Records drawn from a dataset:
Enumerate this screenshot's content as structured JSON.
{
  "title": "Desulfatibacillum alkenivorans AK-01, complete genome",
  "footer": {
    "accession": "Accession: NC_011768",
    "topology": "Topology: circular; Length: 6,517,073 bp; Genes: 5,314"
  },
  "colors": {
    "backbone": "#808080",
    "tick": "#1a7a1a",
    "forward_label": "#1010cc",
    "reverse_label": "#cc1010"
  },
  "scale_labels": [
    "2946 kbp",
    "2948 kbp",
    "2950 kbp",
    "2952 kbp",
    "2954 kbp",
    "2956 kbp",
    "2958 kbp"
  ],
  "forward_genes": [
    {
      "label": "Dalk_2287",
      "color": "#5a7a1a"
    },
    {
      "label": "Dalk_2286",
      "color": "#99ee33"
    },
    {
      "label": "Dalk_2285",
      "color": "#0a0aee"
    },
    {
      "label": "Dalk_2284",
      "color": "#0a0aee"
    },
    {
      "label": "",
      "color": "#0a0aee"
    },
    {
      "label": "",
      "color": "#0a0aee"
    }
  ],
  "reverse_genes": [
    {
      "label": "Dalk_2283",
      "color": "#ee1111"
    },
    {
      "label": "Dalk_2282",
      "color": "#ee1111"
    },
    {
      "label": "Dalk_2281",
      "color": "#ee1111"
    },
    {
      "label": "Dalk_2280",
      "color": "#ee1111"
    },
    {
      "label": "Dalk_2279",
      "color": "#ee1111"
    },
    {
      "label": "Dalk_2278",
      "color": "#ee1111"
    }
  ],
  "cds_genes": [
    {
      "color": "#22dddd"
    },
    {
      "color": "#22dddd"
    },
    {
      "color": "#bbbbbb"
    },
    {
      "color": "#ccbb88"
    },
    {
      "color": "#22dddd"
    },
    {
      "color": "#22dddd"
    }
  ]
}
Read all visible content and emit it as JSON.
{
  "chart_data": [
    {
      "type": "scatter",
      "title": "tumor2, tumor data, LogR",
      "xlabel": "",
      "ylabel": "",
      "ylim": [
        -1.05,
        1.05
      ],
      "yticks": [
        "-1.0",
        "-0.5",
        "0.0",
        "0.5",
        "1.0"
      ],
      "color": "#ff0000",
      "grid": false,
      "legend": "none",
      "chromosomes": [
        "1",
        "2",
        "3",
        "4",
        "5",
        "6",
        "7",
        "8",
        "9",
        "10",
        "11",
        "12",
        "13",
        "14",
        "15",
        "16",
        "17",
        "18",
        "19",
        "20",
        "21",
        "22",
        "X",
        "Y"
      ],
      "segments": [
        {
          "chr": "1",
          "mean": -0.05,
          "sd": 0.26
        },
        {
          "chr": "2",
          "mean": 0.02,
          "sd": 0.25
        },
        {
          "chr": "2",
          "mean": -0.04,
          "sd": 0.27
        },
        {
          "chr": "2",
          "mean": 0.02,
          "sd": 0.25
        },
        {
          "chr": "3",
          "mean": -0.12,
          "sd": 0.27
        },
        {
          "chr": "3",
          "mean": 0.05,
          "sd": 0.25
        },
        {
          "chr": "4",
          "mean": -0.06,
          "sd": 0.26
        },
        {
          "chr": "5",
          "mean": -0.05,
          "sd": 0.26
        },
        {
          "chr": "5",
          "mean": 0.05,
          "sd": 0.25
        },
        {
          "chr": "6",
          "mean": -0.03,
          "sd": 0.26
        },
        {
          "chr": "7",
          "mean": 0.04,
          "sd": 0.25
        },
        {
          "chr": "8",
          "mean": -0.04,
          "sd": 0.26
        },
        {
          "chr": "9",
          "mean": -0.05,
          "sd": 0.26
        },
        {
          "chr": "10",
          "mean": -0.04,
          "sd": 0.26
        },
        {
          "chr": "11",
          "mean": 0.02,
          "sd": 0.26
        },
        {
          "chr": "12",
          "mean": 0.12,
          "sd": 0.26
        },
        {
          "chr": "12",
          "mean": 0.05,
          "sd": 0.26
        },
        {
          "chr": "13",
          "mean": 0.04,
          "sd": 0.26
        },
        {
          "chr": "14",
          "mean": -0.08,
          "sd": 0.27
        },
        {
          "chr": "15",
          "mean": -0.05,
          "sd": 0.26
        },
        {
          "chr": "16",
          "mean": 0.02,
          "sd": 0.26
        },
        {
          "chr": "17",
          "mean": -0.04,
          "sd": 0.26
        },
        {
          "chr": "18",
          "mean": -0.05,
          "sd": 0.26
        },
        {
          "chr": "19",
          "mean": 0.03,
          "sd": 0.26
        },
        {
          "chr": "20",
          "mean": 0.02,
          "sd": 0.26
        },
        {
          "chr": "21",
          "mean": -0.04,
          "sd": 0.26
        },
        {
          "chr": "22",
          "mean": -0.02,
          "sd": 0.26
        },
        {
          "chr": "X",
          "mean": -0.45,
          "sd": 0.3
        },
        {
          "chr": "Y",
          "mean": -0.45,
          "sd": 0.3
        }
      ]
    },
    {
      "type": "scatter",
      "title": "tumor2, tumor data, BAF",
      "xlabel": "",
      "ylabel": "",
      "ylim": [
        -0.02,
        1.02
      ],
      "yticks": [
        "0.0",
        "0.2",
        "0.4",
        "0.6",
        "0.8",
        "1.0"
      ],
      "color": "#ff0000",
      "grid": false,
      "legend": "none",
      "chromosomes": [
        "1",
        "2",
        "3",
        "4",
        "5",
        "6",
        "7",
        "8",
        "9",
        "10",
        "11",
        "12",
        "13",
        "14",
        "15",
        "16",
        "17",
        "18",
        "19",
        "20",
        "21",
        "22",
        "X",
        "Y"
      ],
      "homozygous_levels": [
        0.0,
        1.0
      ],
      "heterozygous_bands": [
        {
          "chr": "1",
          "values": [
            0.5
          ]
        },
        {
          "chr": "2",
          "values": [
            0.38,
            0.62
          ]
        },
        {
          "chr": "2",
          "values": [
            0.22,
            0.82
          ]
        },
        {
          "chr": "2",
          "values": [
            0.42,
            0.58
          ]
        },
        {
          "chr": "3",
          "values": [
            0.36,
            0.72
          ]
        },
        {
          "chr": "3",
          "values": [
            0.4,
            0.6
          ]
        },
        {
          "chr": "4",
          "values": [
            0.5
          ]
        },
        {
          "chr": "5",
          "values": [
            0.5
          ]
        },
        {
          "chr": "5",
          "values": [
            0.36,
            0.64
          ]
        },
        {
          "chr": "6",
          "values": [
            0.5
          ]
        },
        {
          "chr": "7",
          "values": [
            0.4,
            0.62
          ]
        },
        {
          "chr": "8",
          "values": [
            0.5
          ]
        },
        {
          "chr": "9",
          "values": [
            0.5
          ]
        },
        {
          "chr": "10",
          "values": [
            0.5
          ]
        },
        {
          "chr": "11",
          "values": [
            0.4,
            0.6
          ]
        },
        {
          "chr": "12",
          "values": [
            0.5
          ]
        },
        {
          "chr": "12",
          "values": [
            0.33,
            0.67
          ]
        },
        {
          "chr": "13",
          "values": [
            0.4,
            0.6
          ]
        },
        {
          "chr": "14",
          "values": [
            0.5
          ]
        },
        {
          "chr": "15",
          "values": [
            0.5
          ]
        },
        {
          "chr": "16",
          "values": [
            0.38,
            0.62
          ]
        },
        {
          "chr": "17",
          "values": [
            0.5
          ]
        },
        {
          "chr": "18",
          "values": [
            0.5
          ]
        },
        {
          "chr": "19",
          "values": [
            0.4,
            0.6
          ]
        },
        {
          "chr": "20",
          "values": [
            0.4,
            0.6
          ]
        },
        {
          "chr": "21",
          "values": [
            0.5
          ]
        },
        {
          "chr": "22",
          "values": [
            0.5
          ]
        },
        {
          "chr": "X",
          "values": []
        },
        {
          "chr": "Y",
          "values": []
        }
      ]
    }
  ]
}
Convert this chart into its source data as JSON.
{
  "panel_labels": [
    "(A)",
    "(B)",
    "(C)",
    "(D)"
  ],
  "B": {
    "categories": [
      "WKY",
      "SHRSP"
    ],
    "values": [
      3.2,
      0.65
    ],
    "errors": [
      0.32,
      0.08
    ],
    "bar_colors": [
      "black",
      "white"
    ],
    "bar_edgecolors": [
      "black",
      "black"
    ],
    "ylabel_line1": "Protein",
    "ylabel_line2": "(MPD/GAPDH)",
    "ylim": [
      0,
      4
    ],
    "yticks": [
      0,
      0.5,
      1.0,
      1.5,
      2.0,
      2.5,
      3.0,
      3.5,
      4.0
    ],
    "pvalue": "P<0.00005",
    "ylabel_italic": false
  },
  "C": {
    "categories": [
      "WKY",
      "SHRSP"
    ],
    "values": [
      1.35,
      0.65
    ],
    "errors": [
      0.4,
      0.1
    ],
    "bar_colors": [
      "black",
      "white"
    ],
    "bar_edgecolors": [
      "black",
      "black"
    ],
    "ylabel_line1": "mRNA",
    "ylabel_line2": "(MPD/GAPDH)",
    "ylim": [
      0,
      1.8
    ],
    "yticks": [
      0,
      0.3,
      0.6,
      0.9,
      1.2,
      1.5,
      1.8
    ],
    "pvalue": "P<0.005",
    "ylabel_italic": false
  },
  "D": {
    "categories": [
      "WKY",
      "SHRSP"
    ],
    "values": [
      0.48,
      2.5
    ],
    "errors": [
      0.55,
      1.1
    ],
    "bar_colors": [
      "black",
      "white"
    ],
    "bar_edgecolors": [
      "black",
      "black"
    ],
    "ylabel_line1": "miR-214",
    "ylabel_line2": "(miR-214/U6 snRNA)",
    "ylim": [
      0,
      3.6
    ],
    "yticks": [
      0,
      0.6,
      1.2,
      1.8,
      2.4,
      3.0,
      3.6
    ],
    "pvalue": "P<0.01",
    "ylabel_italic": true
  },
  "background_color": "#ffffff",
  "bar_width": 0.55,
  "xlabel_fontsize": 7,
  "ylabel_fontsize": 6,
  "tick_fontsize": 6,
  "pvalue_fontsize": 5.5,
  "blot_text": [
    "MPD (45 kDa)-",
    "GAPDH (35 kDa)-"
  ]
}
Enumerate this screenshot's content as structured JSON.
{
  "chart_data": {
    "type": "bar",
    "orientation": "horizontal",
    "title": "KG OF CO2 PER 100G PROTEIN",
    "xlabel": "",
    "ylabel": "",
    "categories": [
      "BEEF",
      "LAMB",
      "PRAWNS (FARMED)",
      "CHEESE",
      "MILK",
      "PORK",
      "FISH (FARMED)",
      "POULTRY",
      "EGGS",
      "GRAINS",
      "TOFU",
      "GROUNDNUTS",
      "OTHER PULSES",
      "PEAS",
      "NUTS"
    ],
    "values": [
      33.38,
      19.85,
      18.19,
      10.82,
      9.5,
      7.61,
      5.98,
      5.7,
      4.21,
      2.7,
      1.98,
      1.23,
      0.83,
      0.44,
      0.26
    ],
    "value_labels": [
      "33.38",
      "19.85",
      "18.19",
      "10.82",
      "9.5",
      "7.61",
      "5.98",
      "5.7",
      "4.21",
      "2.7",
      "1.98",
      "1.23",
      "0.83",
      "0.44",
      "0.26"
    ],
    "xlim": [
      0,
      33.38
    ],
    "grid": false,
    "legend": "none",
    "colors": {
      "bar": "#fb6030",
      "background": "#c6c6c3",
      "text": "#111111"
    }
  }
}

_WORK INSTRUCTIONS:_ Check every line of the records above for the string "JSON". Copy those that hold it.

_RESULT OF THIS TASK:_
Enumerate this screenshot's content as structured JSON.
Read all visible content and emit it as JSON.
Convert this chart into its source data as JSON.
Enumerate this screenshot's content as structured JSON.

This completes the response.